→ **ACTIVITY**
Nothing in the records should differ when they are repeated. Restate them word for word.

→ **MATERIAL SUPPLIED**
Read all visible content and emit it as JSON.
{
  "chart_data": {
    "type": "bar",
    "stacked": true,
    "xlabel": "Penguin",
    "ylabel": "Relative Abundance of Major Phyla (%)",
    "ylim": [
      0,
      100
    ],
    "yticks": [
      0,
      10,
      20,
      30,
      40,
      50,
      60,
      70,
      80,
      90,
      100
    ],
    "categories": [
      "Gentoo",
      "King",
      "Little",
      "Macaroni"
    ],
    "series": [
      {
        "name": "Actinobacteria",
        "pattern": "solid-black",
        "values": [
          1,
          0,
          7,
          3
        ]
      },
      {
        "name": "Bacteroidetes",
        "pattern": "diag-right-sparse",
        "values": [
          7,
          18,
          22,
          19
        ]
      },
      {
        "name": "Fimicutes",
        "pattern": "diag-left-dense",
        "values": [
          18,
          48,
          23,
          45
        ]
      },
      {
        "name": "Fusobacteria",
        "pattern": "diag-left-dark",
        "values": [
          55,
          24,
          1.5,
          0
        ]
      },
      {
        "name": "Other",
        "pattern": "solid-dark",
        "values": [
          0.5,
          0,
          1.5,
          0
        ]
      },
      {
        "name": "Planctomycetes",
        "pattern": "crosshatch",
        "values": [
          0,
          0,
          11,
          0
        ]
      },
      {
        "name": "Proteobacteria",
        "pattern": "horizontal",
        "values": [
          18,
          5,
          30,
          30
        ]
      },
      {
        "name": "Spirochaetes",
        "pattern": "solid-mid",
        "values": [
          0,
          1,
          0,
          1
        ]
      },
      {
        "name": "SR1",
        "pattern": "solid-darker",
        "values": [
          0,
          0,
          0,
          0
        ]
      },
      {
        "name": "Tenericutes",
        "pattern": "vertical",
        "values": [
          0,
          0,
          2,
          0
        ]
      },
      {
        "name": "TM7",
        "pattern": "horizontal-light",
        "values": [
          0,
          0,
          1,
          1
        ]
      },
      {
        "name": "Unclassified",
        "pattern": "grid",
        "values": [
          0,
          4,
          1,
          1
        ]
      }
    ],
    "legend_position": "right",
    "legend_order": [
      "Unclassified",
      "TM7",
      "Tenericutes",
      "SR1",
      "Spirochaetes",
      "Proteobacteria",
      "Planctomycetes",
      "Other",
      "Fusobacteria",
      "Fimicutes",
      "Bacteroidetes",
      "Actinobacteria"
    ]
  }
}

→ **ANSWER FOR THE TASK**
Read all visible content and emit it as JSON.
{
  "chart_data": {
    "type": "bar",
    "stacked": true,
    "xlabel": "Penguin",
    "ylabel": "Relative Abundance of Major Phyla (%)",
    "ylim": [
      0,
      100
    ],
    "yticks": [
      0,
      10,
      20,
      30,
      40,
      50,
      60,
      70,
      80,
      90,
      100
    ],
    "categories": [
      "Gentoo",
      "King",
      "Little",
      "Macaroni"
    ],
    "series": [
      {
        "name": "Actinobacteria",
        "pattern": "solid-black",
        "values": [
          1,
          0,
          7,
          3
        ]
      },
      {
        "name": "Bacteroidetes",
        "pattern": "diag-right-sparse",
        "values": [
          7,
          18,
          22,
          19
        ]
      },
      {
        "name": "Fimicutes",
        "pattern": "diag-left-dense",
        "values": [
          18,
          48,
          23,
          45
        ]
      },
      {
        "name": "Fusobacteria",
        "pattern": "diag-left-dark",
        "values": [
          55,
          24,
          1.5,
          0
        ]
      },
      {
        "name": "Other",
        "pattern": "solid-dark",
        "values": [
          0.5,
          0,
          1.5,
          0
        ]
      },
      {
        "name": "Planctomycetes",
        "pattern": "crosshatch",
        "values": [
          0,
          0,
          11,
          0
        ]
      },
      {
        "name": "Proteobacteria",
        "pattern": "horizontal",
        "values": [
          18,
          5,
          30,
          30
        ]
      },
      {
        "name": "Spirochaetes",
        "pattern": "solid-mid",
        "values": [
          0,
          1,
          0,
          1
        ]
      },
      {
        "name": "SR1",
        "pattern": "solid-darker",
        "values": [
          0,
          0,
          0,
          0
        ]
      },
      {
        "name": "Tenericutes",
        "pattern": "vertical",
        "values": [
          0,
          0,
          2,
          0
        ]
      },
      {
        "name": "TM7",
        "pattern": "horizontal-light",
        "values": [
          0,
          0,
          1,
          1
        ]
      },
      {
        "name": "Unclassified",
        "pattern": "grid",
        "values": [
          0,
          4,
          1,
          1
        ]
      }
    ],
    "legend_position": "right",
    "legend_order": [
      "Unclassified",
      "TM7",
      "Tenericutes",
      "SR1",
      "Spirochaetes",
      "Proteobacteria",
      "Planctomycetes",
      "Other",
      "Fusobacteria",
      "Fimicutes",
      "Bacteroidetes",
      "Actinobacteria"
    ]
  }
}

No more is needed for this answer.